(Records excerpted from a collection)

──────────

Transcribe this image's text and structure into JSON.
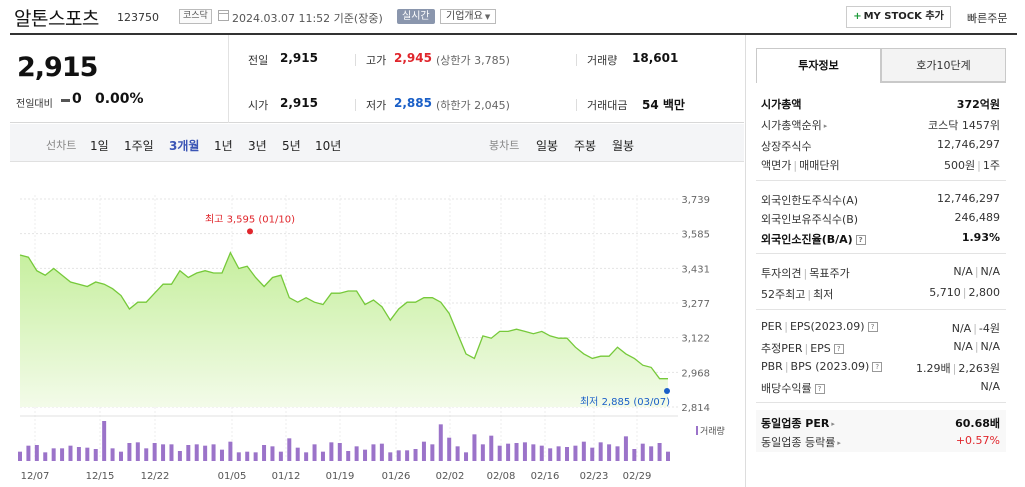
{
  "header": {
    "title": "알톤스포츠",
    "code": "123750",
    "market": "코스닥",
    "timestamp": "2024.03.07 11:52 기준(장중)",
    "realtime": "실시간",
    "company": "기업개요",
    "mystock": "MY STOCK 추가",
    "quick_order": "빠른주문"
  },
  "summary": {
    "price": "2,915",
    "change_label": "전일대비",
    "change": "0",
    "change_rate": "0.00%",
    "prev_label": "전일",
    "prev": "2,915",
    "high_label": "고가",
    "high": "2,945",
    "high_limit": "(상한가 3,785)",
    "volume_label": "거래량",
    "volume": "18,601",
    "open_label": "시가",
    "open": "2,915",
    "low_label": "저가",
    "low": "2,885",
    "low_limit": "(하한가 2,045)",
    "amount_label": "거래대금",
    "amount": "54 백만"
  },
  "periods": {
    "line_label": "선차트",
    "line_tabs": [
      "1일",
      "1주일",
      "3개월",
      "1년",
      "3년",
      "5년",
      "10년"
    ],
    "active": "3개월",
    "candle_label": "봉차트",
    "candle_tabs": [
      "일봉",
      "주봉",
      "월봉"
    ]
  },
  "chart_data": {
    "type": "area",
    "y_ticks": [
      "3,739",
      "3,585",
      "3,431",
      "3,277",
      "3,122",
      "2,968",
      "2,814"
    ],
    "ylim": [
      2814,
      3739
    ],
    "x_ticks": [
      "12/07",
      "12/15",
      "12/22",
      "01/05",
      "01/12",
      "01/19",
      "01/26",
      "02/02",
      "02/08",
      "02/16",
      "02/23",
      "02/29"
    ],
    "prices": [
      3490,
      3480,
      3420,
      3400,
      3430,
      3400,
      3370,
      3360,
      3350,
      3370,
      3360,
      3340,
      3310,
      3250,
      3280,
      3280,
      3320,
      3360,
      3360,
      3420,
      3390,
      3410,
      3420,
      3410,
      3410,
      3500,
      3430,
      3440,
      3390,
      3350,
      3390,
      3400,
      3300,
      3280,
      3300,
      3280,
      3270,
      3320,
      3320,
      3330,
      3330,
      3270,
      3290,
      3260,
      3200,
      3250,
      3280,
      3280,
      3300,
      3300,
      3280,
      3230,
      3140,
      3050,
      3030,
      3130,
      3120,
      3150,
      3150,
      3160,
      3150,
      3140,
      3150,
      3130,
      3120,
      3120,
      3080,
      3050,
      3030,
      3040,
      3040,
      3080,
      3050,
      3030,
      3000,
      2990,
      2940,
      2940
    ],
    "volumes": [
      14,
      23,
      24,
      13,
      19,
      19,
      23,
      21,
      20,
      18,
      60,
      19,
      14,
      27,
      28,
      19,
      27,
      25,
      25,
      15,
      24,
      25,
      23,
      25,
      17,
      29,
      13,
      14,
      13,
      24,
      22,
      14,
      34,
      20,
      13,
      25,
      14,
      28,
      27,
      15,
      22,
      17,
      25,
      26,
      13,
      16,
      16,
      18,
      29,
      25,
      55,
      35,
      22,
      13,
      40,
      25,
      38,
      23,
      26,
      27,
      28,
      25,
      23,
      19,
      22,
      21,
      23,
      29,
      20,
      28,
      25,
      22,
      37,
      18,
      26,
      22,
      27,
      14
    ],
    "annotations": {
      "max_label": "최고 3,595 (01/10)",
      "max_value": 3595,
      "min_label": "최저 2,885 (03/07)",
      "min_value": 2885
    },
    "volume_legend": "거래량",
    "colors": {
      "line": "#76c93a",
      "fill_top": "#c6ef9e",
      "fill_bottom": "#f3fbe9",
      "volume": "#9b73c9",
      "max": "#e0262c",
      "min": "#1a5fc7"
    }
  },
  "info": {
    "tab_active": "투자정보",
    "tab_other": "호가10단계",
    "rows1": [
      {
        "label": "시가총액",
        "value": "372억원",
        "bold": true
      },
      {
        "label": "시가총액순위",
        "value": "코스닥 1457위",
        "arrow": true
      },
      {
        "label": "상장주식수",
        "value": "12,746,297"
      },
      {
        "label": "액면가",
        "label2": "매매단위",
        "value": "500원",
        "value2": "1주"
      }
    ],
    "rows2": [
      {
        "label": "외국인한도주식수(A)",
        "value": "12,746,297"
      },
      {
        "label": "외국인보유주식수(B)",
        "value": "246,489"
      },
      {
        "label": "외국인소진율(B/A)",
        "value": "1.93%",
        "bold": true
      }
    ],
    "rows3": [
      {
        "label": "투자의견",
        "label2": "목표주가",
        "value": "N/A",
        "value2": "N/A"
      },
      {
        "label": "52주최고",
        "label2": "최저",
        "value": "5,710",
        "value2": "2,800"
      }
    ],
    "rows4": [
      {
        "label": "PER",
        "label2": "EPS(2023.09)",
        "value": "N/A",
        "value2": "-4원"
      },
      {
        "label": "추정PER",
        "label2": "EPS",
        "value": "N/A",
        "value2": "N/A"
      },
      {
        "label": "PBR",
        "label2": "BPS (2023.09)",
        "value": "1.29배",
        "value2": "2,263원"
      },
      {
        "label": "배당수익률",
        "value": "N/A"
      }
    ],
    "peer": [
      {
        "label": "동일업종 PER",
        "value": "60.68배"
      },
      {
        "label": "동일업종 등락률",
        "value": "+0.57%"
      }
    ]
  }
}
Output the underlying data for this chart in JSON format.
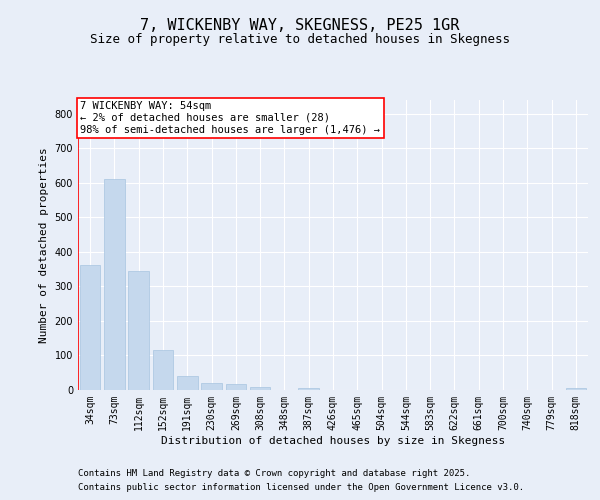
{
  "title": "7, WICKENBY WAY, SKEGNESS, PE25 1GR",
  "subtitle": "Size of property relative to detached houses in Skegness",
  "xlabel": "Distribution of detached houses by size in Skegness",
  "ylabel": "Number of detached properties",
  "categories": [
    "34sqm",
    "73sqm",
    "112sqm",
    "152sqm",
    "191sqm",
    "230sqm",
    "269sqm",
    "308sqm",
    "348sqm",
    "387sqm",
    "426sqm",
    "465sqm",
    "504sqm",
    "544sqm",
    "583sqm",
    "622sqm",
    "661sqm",
    "700sqm",
    "740sqm",
    "779sqm",
    "818sqm"
  ],
  "values": [
    362,
    612,
    345,
    116,
    42,
    20,
    17,
    9,
    0,
    7,
    0,
    0,
    0,
    0,
    0,
    0,
    0,
    0,
    0,
    0,
    7
  ],
  "bar_color": "#c5d8ed",
  "bar_edge_color": "#a8c4e0",
  "ylim": [
    0,
    840
  ],
  "yticks": [
    0,
    100,
    200,
    300,
    400,
    500,
    600,
    700,
    800
  ],
  "annotation_box_text": "7 WICKENBY WAY: 54sqm\n← 2% of detached houses are smaller (28)\n98% of semi-detached houses are larger (1,476) →",
  "vline_color": "red",
  "footer_line1": "Contains HM Land Registry data © Crown copyright and database right 2025.",
  "footer_line2": "Contains public sector information licensed under the Open Government Licence v3.0.",
  "bg_color": "#e8eef8",
  "plot_bg_color": "#e8eef8",
  "grid_color": "#ffffff",
  "title_fontsize": 11,
  "subtitle_fontsize": 9,
  "axis_label_fontsize": 8,
  "tick_fontsize": 7,
  "footer_fontsize": 6.5,
  "annotation_fontsize": 7.5
}
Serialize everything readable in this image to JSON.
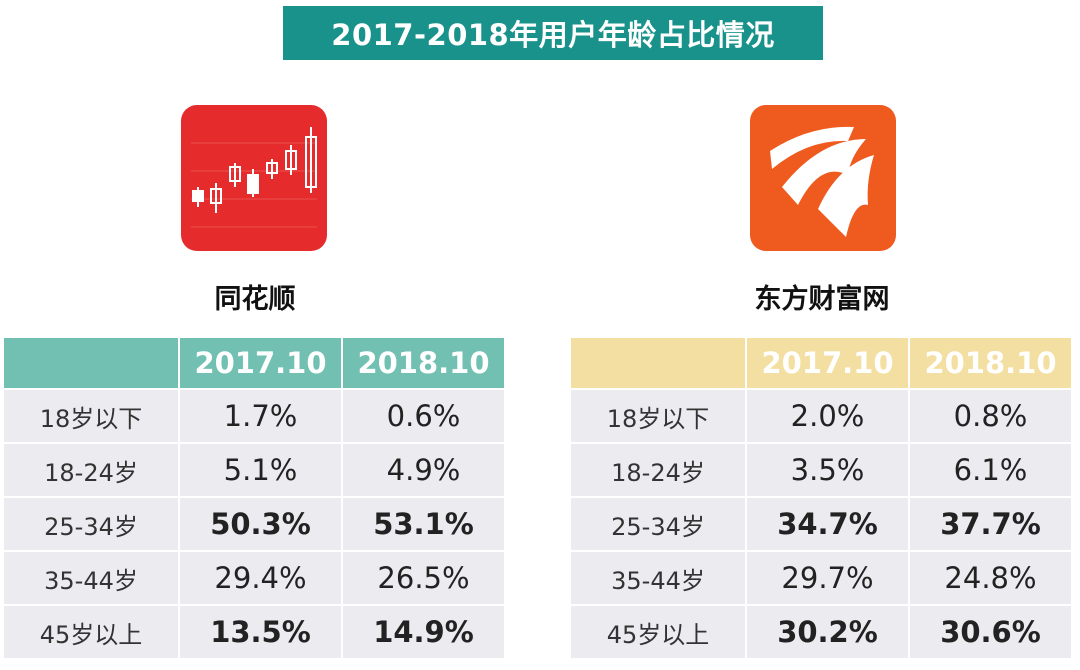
{
  "title": "2017-2018年用户年龄占比情况",
  "colors": {
    "title_bg": "#18928a",
    "left_header": "#72c0b2",
    "right_header": "#f4dfa2",
    "cell_bg": "#ececf0"
  },
  "left": {
    "app_name": "同花顺",
    "logo_icon": "candlestick-chart-icon",
    "columns": [
      "",
      "2017.10",
      "2018.10"
    ],
    "rows": [
      {
        "label": "18岁以下",
        "v2017": "1.7%",
        "v2018": "0.6%"
      },
      {
        "label": "18-24岁",
        "v2017": "5.1%",
        "v2018": "4.9%"
      },
      {
        "label": "25-34岁",
        "v2017": "50.3%",
        "v2018": "53.1%"
      },
      {
        "label": "35-44岁",
        "v2017": "29.4%",
        "v2018": "26.5%"
      },
      {
        "label": "45岁以上",
        "v2017": "13.5%",
        "v2018": "14.9%"
      }
    ]
  },
  "right": {
    "app_name": "东方财富网",
    "logo_icon": "sail-stripes-icon",
    "columns": [
      "",
      "2017.10",
      "2018.10"
    ],
    "rows": [
      {
        "label": "18岁以下",
        "v2017": "2.0%",
        "v2018": "0.8%"
      },
      {
        "label": "18-24岁",
        "v2017": "3.5%",
        "v2018": "6.1%"
      },
      {
        "label": "25-34岁",
        "v2017": "34.7%",
        "v2018": "37.7%"
      },
      {
        "label": "35-44岁",
        "v2017": "29.7%",
        "v2018": "24.8%"
      },
      {
        "label": "45岁以上",
        "v2017": "30.2%",
        "v2018": "30.6%"
      }
    ]
  }
}
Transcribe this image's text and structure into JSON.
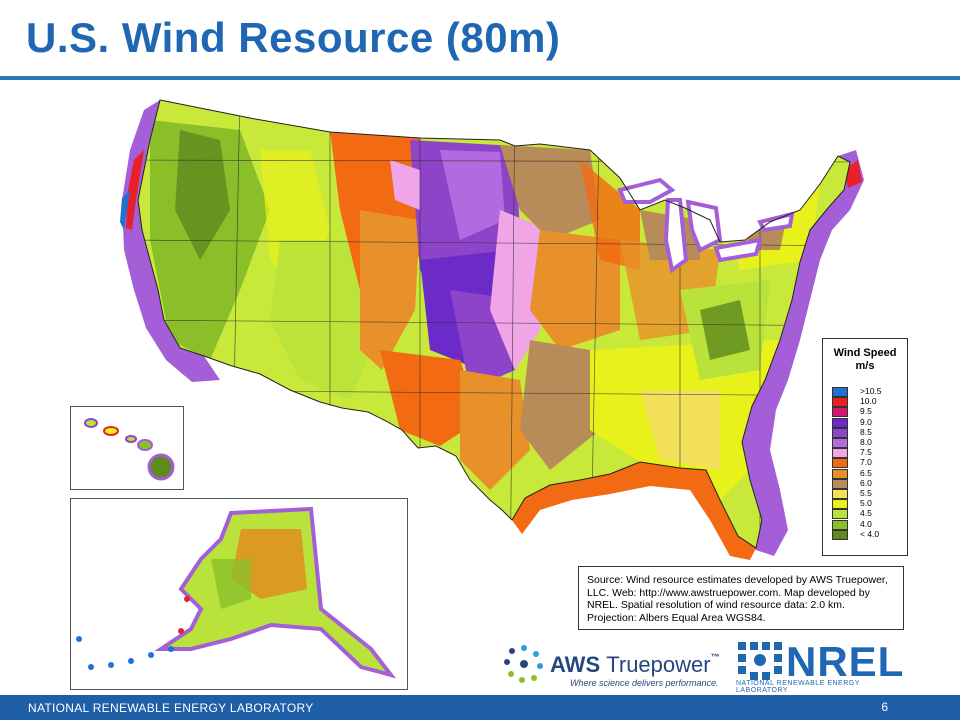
{
  "title": "U.S. Wind Resource (80m)",
  "legend": {
    "title_line1": "Wind Speed",
    "title_line2": "m/s",
    "items": [
      {
        "label": ">10.5",
        "color": "#1e73d2"
      },
      {
        "label": "10.0",
        "color": "#e8202a"
      },
      {
        "label": "9.5",
        "color": "#d0186e"
      },
      {
        "label": "9.0",
        "color": "#6c2bc9"
      },
      {
        "label": "8.5",
        "color": "#8e44c8"
      },
      {
        "label": "8.0",
        "color": "#b36ae0"
      },
      {
        "label": "7.5",
        "color": "#f0a6e6"
      },
      {
        "label": "7.0",
        "color": "#f26a12"
      },
      {
        "label": "6.5",
        "color": "#e8902a"
      },
      {
        "label": "6.0",
        "color": "#b88c58"
      },
      {
        "label": "5.5",
        "color": "#f2e05a"
      },
      {
        "label": "5.0",
        "color": "#e8f21a"
      },
      {
        "label": "4.5",
        "color": "#b9e23a"
      },
      {
        "label": "4.0",
        "color": "#8bbf2a"
      },
      {
        "label": "< 4.0",
        "color": "#5e8a1e"
      }
    ]
  },
  "source": {
    "text": "Source: Wind resource estimates developed by AWS Truepower, LLC. Web: http://www.awstruepower.com. Map developed by NREL.  Spatial resolution of wind resource data: 2.0 km. Projection: Albers Equal Area WGS84."
  },
  "logos": {
    "aws_name": "AWS",
    "aws_name2": "Truepower",
    "aws_tm": "™",
    "aws_tagline": "Where science delivers performance.",
    "nrel_name": "NREL",
    "nrel_full": "NATIONAL RENEWABLE ENERGY LABORATORY"
  },
  "footer": {
    "org": "NATIONAL RENEWABLE ENERGY LABORATORY",
    "page": "6"
  }
}
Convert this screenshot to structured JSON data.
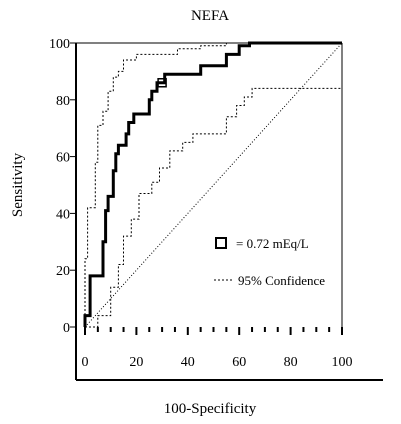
{
  "chart_data": {
    "type": "line",
    "title": "NEFA",
    "xlabel": "100-Specificity",
    "ylabel": "Sensitivity",
    "xlim": [
      0,
      100
    ],
    "ylim": [
      0,
      100
    ],
    "x_ticks": [
      0,
      20,
      40,
      60,
      80,
      100
    ],
    "y_ticks": [
      0,
      20,
      40,
      60,
      80,
      100
    ],
    "grid": false,
    "legend_position": "lower-right",
    "legend": {
      "marker_label": "= 0.72 mEq/L",
      "ci_label": "95% Confidence"
    },
    "series": [
      {
        "name": "",
        "style": "solid-thick",
        "points": [
          [
            0,
            0
          ],
          [
            0,
            4
          ],
          [
            2,
            4
          ],
          [
            2,
            18
          ],
          [
            7,
            18
          ],
          [
            7,
            30
          ],
          [
            8,
            30
          ],
          [
            8,
            41
          ],
          [
            9,
            41
          ],
          [
            9,
            46
          ],
          [
            11,
            46
          ],
          [
            11,
            55
          ],
          [
            12,
            55
          ],
          [
            12,
            61
          ],
          [
            13,
            61
          ],
          [
            13,
            64
          ],
          [
            16,
            64
          ],
          [
            16,
            68
          ],
          [
            17,
            68
          ],
          [
            17,
            72
          ],
          [
            19,
            72
          ],
          [
            19,
            75
          ],
          [
            25,
            75
          ],
          [
            25,
            80
          ],
          [
            26,
            80
          ],
          [
            26,
            83
          ],
          [
            28,
            83
          ],
          [
            28,
            86
          ],
          [
            31,
            86
          ],
          [
            31,
            89
          ],
          [
            45,
            89
          ],
          [
            45,
            92
          ],
          [
            55,
            92
          ],
          [
            55,
            96
          ],
          [
            60,
            96
          ],
          [
            60,
            99
          ],
          [
            64,
            99
          ],
          [
            64,
            100
          ],
          [
            100,
            100
          ]
        ]
      },
      {
        "name": "",
        "style": "dashed-upper-ci",
        "points": [
          [
            0,
            0
          ],
          [
            0,
            24
          ],
          [
            1,
            24
          ],
          [
            1,
            42
          ],
          [
            4,
            42
          ],
          [
            4,
            58
          ],
          [
            5,
            58
          ],
          [
            5,
            71
          ],
          [
            7,
            71
          ],
          [
            7,
            76
          ],
          [
            9,
            76
          ],
          [
            9,
            83
          ],
          [
            11,
            83
          ],
          [
            11,
            88
          ],
          [
            13,
            88
          ],
          [
            13,
            90
          ],
          [
            15,
            90
          ],
          [
            15,
            94
          ],
          [
            20,
            94
          ],
          [
            20,
            96
          ],
          [
            36,
            96
          ],
          [
            36,
            98
          ],
          [
            45,
            98
          ],
          [
            45,
            99
          ],
          [
            55,
            99
          ],
          [
            55,
            100
          ],
          [
            100,
            100
          ]
        ]
      },
      {
        "name": "",
        "style": "dashed-lower-ci",
        "points": [
          [
            0,
            0
          ],
          [
            5,
            0
          ],
          [
            5,
            4
          ],
          [
            10,
            4
          ],
          [
            10,
            14
          ],
          [
            13,
            14
          ],
          [
            13,
            22
          ],
          [
            15,
            22
          ],
          [
            15,
            32
          ],
          [
            18,
            32
          ],
          [
            18,
            38
          ],
          [
            21,
            38
          ],
          [
            21,
            47
          ],
          [
            26,
            47
          ],
          [
            26,
            51
          ],
          [
            29,
            51
          ],
          [
            29,
            56
          ],
          [
            33,
            56
          ],
          [
            33,
            62
          ],
          [
            38,
            62
          ],
          [
            38,
            65
          ],
          [
            42,
            65
          ],
          [
            42,
            68
          ],
          [
            55,
            68
          ],
          [
            55,
            74
          ],
          [
            59,
            74
          ],
          [
            59,
            78
          ],
          [
            62,
            78
          ],
          [
            62,
            81
          ],
          [
            65,
            81
          ],
          [
            65,
            84
          ],
          [
            100,
            84
          ],
          [
            100,
            100
          ]
        ]
      },
      {
        "name": "",
        "style": "diagonal-reference",
        "points": [
          [
            0,
            0
          ],
          [
            100,
            100
          ]
        ]
      }
    ],
    "cutoff_point": {
      "x": 30,
      "y": 86
    }
  }
}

──────────

→ PROMPT: Identify the lines that contain the string "dashed", and copy every one of them.

→ RESULT OF THE TASK:
        "style": "dashed-upper-ci",
        "style": "dashed-lower-ci",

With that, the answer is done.